Énoncé:
Recopiez à l'identique l'intégralité du listing ci-dessous, ligne par ligne.

Données d'entrée:

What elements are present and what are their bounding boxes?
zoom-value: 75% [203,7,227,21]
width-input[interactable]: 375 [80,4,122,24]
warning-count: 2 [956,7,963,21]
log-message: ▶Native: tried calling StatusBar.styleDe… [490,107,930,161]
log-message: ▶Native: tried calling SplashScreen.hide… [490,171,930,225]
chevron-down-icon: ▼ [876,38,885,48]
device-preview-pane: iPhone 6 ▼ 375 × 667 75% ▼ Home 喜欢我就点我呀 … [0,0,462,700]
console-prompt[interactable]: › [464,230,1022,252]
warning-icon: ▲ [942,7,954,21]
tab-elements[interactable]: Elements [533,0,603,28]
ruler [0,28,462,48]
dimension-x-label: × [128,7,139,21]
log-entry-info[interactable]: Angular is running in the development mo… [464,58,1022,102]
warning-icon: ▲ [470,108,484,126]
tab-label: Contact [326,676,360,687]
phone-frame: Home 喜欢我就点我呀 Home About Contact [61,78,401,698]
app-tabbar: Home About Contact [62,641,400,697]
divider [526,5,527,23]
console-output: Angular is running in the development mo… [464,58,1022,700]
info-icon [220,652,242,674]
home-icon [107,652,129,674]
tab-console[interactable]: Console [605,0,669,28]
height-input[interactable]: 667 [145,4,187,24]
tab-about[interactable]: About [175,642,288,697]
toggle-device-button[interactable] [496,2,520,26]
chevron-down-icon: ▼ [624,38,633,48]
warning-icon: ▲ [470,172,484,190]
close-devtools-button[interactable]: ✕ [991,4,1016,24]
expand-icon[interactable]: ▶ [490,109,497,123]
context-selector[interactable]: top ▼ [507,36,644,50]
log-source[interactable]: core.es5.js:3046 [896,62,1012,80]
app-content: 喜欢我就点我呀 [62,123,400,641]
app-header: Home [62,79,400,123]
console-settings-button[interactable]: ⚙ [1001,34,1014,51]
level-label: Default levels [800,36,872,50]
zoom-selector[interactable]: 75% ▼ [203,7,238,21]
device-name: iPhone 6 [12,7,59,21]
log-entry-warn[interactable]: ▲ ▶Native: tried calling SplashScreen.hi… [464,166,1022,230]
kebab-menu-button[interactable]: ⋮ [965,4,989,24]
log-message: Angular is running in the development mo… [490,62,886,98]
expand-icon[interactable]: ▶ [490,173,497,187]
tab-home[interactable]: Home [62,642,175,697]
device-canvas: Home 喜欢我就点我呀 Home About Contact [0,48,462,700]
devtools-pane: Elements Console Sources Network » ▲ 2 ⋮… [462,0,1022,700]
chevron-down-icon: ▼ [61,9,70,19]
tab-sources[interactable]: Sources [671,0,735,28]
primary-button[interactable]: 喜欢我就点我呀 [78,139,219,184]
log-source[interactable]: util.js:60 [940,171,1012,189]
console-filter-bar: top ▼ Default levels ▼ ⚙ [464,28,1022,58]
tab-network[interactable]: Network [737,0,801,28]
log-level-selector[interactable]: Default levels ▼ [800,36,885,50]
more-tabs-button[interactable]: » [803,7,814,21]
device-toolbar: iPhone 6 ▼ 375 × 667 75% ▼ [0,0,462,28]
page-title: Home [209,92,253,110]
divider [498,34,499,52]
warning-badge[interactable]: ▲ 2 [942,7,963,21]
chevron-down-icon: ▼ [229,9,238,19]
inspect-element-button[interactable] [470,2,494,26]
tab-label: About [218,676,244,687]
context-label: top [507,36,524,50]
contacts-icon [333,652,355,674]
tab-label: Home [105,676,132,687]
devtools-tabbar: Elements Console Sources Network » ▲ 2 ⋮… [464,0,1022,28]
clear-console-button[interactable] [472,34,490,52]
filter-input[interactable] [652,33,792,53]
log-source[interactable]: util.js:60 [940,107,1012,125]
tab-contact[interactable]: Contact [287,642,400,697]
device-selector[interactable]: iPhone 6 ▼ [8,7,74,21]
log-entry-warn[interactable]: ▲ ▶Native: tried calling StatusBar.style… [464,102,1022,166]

Résultat:
What elements are present and what are their bounding boxes?
zoom-value: 75% [203,7,227,21]
width-input[interactable]: 375 [80,4,122,24]
warning-count: 2 [956,7,963,21]
log-message: ▶Native: tried calling StatusBar.styleDe… [490,107,930,161]
log-message: ▶Native: tried calling SplashScreen.hide… [490,171,930,225]
chevron-down-icon: ▼ [876,38,885,48]
device-preview-pane: iPhone 6 ▼ 375 × 667 75% ▼ Home 喜欢我就点我呀 … [0,0,462,700]
console-prompt[interactable]: › [464,230,1022,252]
warning-icon: ▲ [942,7,954,21]
tab-elements[interactable]: Elements [533,0,603,28]
ruler [0,28,462,48]
dimension-x-label: × [128,7,139,21]
log-entry-info[interactable]: Angular is running in the development mo… [464,58,1022,102]
warning-icon: ▲ [470,108,484,126]
tab-label: Contact [326,676,360,687]
phone-frame: Home 喜欢我就点我呀 Home About Contact [61,78,401,698]
app-tabbar: Home About Contact [62,641,400,697]
divider [526,5,527,23]
console-output: Angular is running in the development mo… [464,58,1022,700]
info-icon [220,652,242,674]
home-icon [107,652,129,674]
tab-console[interactable]: Console [605,0,669,28]
height-input[interactable]: 667 [145,4,187,24]
tab-about[interactable]: About [175,642,288,697]
toggle-device-button[interactable] [496,2,520,26]
chevron-down-icon: ▼ [624,38,633,48]
warning-icon: ▲ [470,172,484,190]
close-devtools-button[interactable]: ✕ [991,4,1016,24]
expand-icon[interactable]: ▶ [490,109,497,123]
context-selector[interactable]: top ▼ [507,36,644,50]
log-source[interactable]: core.es5.js:3046 [896,62,1012,80]
app-content: 喜欢我就点我呀 [62,123,400,641]
app-header: Home [62,79,400,123]
console-settings-button[interactable]: ⚙ [1001,34,1014,51]
level-label: Default levels [800,36,872,50]
zoom-selector[interactable]: 75% ▼ [203,7,238,21]
device-name: iPhone 6 [12,7,59,21]
log-entry-warn[interactable]: ▲ ▶Native: tried calling SplashScreen.hi… [464,166,1022,230]
kebab-menu-button[interactable]: ⋮ [965,4,989,24]
log-message: Angular is running in the development mo… [490,62,886,98]
expand-icon[interactable]: ▶ [490,173,497,187]
tab-home[interactable]: Home [62,642,175,697]
device-canvas: Home 喜欢我就点我呀 Home About Contact [0,48,462,700]
devtools-pane: Elements Console Sources Network » ▲ 2 ⋮… [462,0,1022,700]
chevron-down-icon: ▼ [61,9,70,19]
tab-sources[interactable]: Sources [671,0,735,28]
primary-button[interactable]: 喜欢我就点我呀 [78,139,219,184]
log-source[interactable]: util.js:60 [940,171,1012,189]
console-filter-bar: top ▼ Default levels ▼ ⚙ [464,28,1022,58]
tab-network[interactable]: Network [737,0,801,28]
log-level-selector[interactable]: Default levels ▼ [800,36,885,50]
more-tabs-button[interactable]: » [803,7,814,21]
device-toolbar: iPhone 6 ▼ 375 × 667 75% ▼ [0,0,462,28]
page-title: Home [209,92,253,110]
divider [498,34,499,52]
warning-badge[interactable]: ▲ 2 [942,7,963,21]
chevron-down-icon: ▼ [229,9,238,19]
inspect-element-button[interactable] [470,2,494,26]
tab-label: About [218,676,244,687]
context-label: top [507,36,524,50]
contacts-icon [333,652,355,674]
tab-label: Home [105,676,132,687]
devtools-tabbar: Elements Console Sources Network » ▲ 2 ⋮… [464,0,1022,28]
clear-console-button[interactable] [472,34,490,52]
filter-input[interactable] [652,33,792,53]
log-source[interactable]: util.js:60 [940,107,1012,125]
tab-contact[interactable]: Contact [287,642,400,697]
device-selector[interactable]: iPhone 6 ▼ [8,7,74,21]
log-entry-warn[interactable]: ▲ ▶Native: tried calling StatusBar.style… [464,102,1022,166]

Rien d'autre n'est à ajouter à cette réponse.